■ Collection entries ■
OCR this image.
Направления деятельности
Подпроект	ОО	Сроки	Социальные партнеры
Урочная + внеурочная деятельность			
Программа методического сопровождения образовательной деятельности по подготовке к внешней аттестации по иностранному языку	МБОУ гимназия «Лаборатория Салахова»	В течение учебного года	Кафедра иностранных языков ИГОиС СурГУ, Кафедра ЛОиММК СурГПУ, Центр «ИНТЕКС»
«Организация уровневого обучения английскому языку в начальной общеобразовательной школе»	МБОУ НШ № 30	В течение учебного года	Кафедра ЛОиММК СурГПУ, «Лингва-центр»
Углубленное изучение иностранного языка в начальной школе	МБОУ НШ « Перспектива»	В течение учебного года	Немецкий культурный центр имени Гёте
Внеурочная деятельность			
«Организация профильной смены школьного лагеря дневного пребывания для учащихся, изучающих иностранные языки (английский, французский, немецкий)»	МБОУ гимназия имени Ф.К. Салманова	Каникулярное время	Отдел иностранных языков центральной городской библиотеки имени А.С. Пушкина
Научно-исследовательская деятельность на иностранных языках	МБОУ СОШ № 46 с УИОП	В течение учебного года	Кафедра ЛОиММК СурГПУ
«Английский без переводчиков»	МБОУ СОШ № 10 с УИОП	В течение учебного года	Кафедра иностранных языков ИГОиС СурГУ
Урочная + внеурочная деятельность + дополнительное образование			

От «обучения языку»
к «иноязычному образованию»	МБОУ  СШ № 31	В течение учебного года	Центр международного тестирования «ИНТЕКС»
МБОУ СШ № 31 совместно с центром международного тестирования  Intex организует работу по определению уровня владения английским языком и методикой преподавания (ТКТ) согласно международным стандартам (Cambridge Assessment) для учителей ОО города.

■ INSTRUCTIONS FOR THE TASK ■
Transcribe all of the entries without altering anything.

■ OUTPUT OF THE EXERCISE ■
OCR this image.
Направления деятельности
Подпроект	ОО	Сроки	Социальные партнеры
Урочная + внеурочная деятельность			
Программа методического сопровождения образовательной деятельности по подготовке к внешней аттестации по иностранному языку	МБОУ гимназия «Лаборатория Салахова»	В течение учебного года	Кафедра иностранных языков ИГОиС СурГУ, Кафедра ЛОиММК СурГПУ, Центр «ИНТЕКС»
«Организация уровневого обучения английскому языку в начальной общеобразовательной школе»	МБОУ НШ № 30	В течение учебного года	Кафедра ЛОиММК СурГПУ, «Лингва-центр»
Углубленное изучение иностранного языка в начальной школе	МБОУ НШ « Перспектива»	В течение учебного года	Немецкий культурный центр имени Гёте
Внеурочная деятельность			
«Организация профильной смены школьного лагеря дневного пребывания для учащихся, изучающих иностранные языки (английский, французский, немецкий)»	МБОУ гимназия имени Ф.К. Салманова	Каникулярное время	Отдел иностранных языков центральной городской библиотеки имени А.С. Пушкина
Научно-исследовательская деятельность на иностранных языках	МБОУ СОШ № 46 с УИОП	В течение учебного года	Кафедра ЛОиММК СурГПУ
«Английский без переводчиков»	МБОУ СОШ № 10 с УИОП	В течение учебного года	Кафедра иностранных языков ИГОиС СурГУ
Урочная + внеурочная деятельность + дополнительное образование			

От «обучения языку»
к «иноязычному образованию»	МБОУ  СШ № 31	В течение учебного года	Центр международного тестирования «ИНТЕКС»
МБОУ СШ № 31 совместно с центром международного тестирования  Intex организует работу по определению уровня владения английским языком и методикой преподавания (ТКТ) согласно международным стандартам (Cambridge Assessment) для учителей ОО города.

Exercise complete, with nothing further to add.